**WORK TO COMPLETE**: Your task is to reproduce the material exactly.

** Start of EXERCISE MATERIAL **

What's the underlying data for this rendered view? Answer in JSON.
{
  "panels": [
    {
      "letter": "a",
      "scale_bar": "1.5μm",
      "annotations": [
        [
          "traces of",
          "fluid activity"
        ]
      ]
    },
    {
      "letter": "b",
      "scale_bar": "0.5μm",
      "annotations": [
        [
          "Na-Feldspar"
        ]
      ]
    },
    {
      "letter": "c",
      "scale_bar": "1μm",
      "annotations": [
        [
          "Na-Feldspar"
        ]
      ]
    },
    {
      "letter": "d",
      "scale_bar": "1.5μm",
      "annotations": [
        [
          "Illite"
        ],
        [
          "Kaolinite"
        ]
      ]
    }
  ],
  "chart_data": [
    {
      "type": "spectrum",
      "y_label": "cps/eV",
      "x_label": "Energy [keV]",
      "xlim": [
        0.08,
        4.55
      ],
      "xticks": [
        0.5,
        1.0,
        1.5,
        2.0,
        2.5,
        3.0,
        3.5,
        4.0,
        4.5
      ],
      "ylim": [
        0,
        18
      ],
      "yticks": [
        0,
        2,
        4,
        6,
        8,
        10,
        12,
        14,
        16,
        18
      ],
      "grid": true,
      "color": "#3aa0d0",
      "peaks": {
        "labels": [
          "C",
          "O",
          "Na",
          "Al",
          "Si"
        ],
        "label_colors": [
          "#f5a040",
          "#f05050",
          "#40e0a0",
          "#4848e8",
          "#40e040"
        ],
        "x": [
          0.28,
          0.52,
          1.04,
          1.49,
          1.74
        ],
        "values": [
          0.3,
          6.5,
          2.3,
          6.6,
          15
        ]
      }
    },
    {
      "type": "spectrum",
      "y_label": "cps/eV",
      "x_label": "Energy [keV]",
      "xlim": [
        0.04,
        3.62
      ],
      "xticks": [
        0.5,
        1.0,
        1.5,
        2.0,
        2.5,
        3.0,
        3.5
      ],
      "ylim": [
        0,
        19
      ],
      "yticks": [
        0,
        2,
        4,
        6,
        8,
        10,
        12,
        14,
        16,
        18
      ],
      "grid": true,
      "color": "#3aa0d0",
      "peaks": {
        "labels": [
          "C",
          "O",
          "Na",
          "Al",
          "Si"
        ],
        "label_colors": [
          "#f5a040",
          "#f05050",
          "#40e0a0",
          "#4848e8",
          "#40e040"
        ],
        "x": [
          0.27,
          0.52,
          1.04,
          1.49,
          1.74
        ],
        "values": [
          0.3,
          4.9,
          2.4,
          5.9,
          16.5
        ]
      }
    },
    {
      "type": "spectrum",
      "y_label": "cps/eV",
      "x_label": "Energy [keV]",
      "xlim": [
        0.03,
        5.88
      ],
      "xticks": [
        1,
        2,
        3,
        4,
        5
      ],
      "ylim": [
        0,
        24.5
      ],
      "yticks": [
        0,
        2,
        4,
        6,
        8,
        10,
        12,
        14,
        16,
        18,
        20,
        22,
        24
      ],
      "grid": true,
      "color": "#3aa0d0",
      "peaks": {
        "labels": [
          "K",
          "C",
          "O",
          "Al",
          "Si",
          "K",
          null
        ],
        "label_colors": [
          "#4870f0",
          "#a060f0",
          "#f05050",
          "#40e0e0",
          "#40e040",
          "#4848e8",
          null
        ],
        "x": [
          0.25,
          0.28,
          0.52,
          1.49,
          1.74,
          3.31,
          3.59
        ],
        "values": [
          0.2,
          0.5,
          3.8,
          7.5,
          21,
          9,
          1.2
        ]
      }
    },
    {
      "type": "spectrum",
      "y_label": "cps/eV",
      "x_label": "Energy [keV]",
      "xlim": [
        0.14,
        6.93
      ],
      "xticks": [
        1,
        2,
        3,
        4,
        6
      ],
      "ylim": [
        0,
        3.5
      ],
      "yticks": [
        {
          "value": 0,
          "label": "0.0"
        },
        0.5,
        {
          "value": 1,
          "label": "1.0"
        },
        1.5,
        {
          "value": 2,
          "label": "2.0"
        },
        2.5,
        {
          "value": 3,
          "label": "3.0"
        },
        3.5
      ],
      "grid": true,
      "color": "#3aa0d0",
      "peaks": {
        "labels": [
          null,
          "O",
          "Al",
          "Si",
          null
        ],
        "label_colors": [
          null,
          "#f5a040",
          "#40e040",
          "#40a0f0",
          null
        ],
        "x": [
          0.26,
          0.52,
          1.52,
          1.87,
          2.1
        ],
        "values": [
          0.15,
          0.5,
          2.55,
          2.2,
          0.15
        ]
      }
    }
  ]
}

** End of EXERCISE MATERIAL **

**THE COMPLETED TASK**:
What's the underlying data for this rendered view? Answer in JSON.
{
  "panels": [
    {
      "letter": "a",
      "scale_bar": "1.5μm",
      "annotations": [
        [
          "traces of",
          "fluid activity"
        ]
      ]
    },
    {
      "letter": "b",
      "scale_bar": "0.5μm",
      "annotations": [
        [
          "Na-Feldspar"
        ]
      ]
    },
    {
      "letter": "c",
      "scale_bar": "1μm",
      "annotations": [
        [
          "Na-Feldspar"
        ]
      ]
    },
    {
      "letter": "d",
      "scale_bar": "1.5μm",
      "annotations": [
        [
          "Illite"
        ],
        [
          "Kaolinite"
        ]
      ]
    }
  ],
  "chart_data": [
    {
      "type": "spectrum",
      "y_label": "cps/eV",
      "x_label": "Energy [keV]",
      "xlim": [
        0.08,
        4.55
      ],
      "xticks": [
        0.5,
        1.0,
        1.5,
        2.0,
        2.5,
        3.0,
        3.5,
        4.0,
        4.5
      ],
      "ylim": [
        0,
        18
      ],
      "yticks": [
        0,
        2,
        4,
        6,
        8,
        10,
        12,
        14,
        16,
        18
      ],
      "grid": true,
      "color": "#3aa0d0",
      "peaks": {
        "labels": [
          "C",
          "O",
          "Na",
          "Al",
          "Si"
        ],
        "label_colors": [
          "#f5a040",
          "#f05050",
          "#40e0a0",
          "#4848e8",
          "#40e040"
        ],
        "x": [
          0.28,
          0.52,
          1.04,
          1.49,
          1.74
        ],
        "values": [
          0.3,
          6.5,
          2.3,
          6.6,
          15
        ]
      }
    },
    {
      "type": "spectrum",
      "y_label": "cps/eV",
      "x_label": "Energy [keV]",
      "xlim": [
        0.04,
        3.62
      ],
      "xticks": [
        0.5,
        1.0,
        1.5,
        2.0,
        2.5,
        3.0,
        3.5
      ],
      "ylim": [
        0,
        19
      ],
      "yticks": [
        0,
        2,
        4,
        6,
        8,
        10,
        12,
        14,
        16,
        18
      ],
      "grid": true,
      "color": "#3aa0d0",
      "peaks": {
        "labels": [
          "C",
          "O",
          "Na",
          "Al",
          "Si"
        ],
        "label_colors": [
          "#f5a040",
          "#f05050",
          "#40e0a0",
          "#4848e8",
          "#40e040"
        ],
        "x": [
          0.27,
          0.52,
          1.04,
          1.49,
          1.74
        ],
        "values": [
          0.3,
          4.9,
          2.4,
          5.9,
          16.5
        ]
      }
    },
    {
      "type": "spectrum",
      "y_label": "cps/eV",
      "x_label": "Energy [keV]",
      "xlim": [
        0.03,
        5.88
      ],
      "xticks": [
        1,
        2,
        3,
        4,
        5
      ],
      "ylim": [
        0,
        24.5
      ],
      "yticks": [
        0,
        2,
        4,
        6,
        8,
        10,
        12,
        14,
        16,
        18,
        20,
        22,
        24
      ],
      "grid": true,
      "color": "#3aa0d0",
      "peaks": {
        "labels": [
          "K",
          "C",
          "O",
          "Al",
          "Si",
          "K",
          null
        ],
        "label_colors": [
          "#4870f0",
          "#a060f0",
          "#f05050",
          "#40e0e0",
          "#40e040",
          "#4848e8",
          null
        ],
        "x": [
          0.25,
          0.28,
          0.52,
          1.49,
          1.74,
          3.31,
          3.59
        ],
        "values": [
          0.2,
          0.5,
          3.8,
          7.5,
          21,
          9,
          1.2
        ]
      }
    },
    {
      "type": "spectrum",
      "y_label": "cps/eV",
      "x_label": "Energy [keV]",
      "xlim": [
        0.14,
        6.93
      ],
      "xticks": [
        1,
        2,
        3,
        4,
        6
      ],
      "ylim": [
        0,
        3.5
      ],
      "yticks": [
        {
          "value": 0,
          "label": "0.0"
        },
        0.5,
        {
          "value": 1,
          "label": "1.0"
        },
        1.5,
        {
          "value": 2,
          "label": "2.0"
        },
        2.5,
        {
          "value": 3,
          "label": "3.0"
        },
        3.5
      ],
      "grid": true,
      "color": "#3aa0d0",
      "peaks": {
        "labels": [
          null,
          "O",
          "Al",
          "Si",
          null
        ],
        "label_colors": [
          null,
          "#f5a040",
          "#40e040",
          "#40a0f0",
          null
        ],
        "x": [
          0.26,
          0.52,
          1.52,
          1.87,
          2.1
        ],
        "values": [
          0.15,
          0.5,
          2.55,
          2.2,
          0.15
        ]
      }
    }
  ]
}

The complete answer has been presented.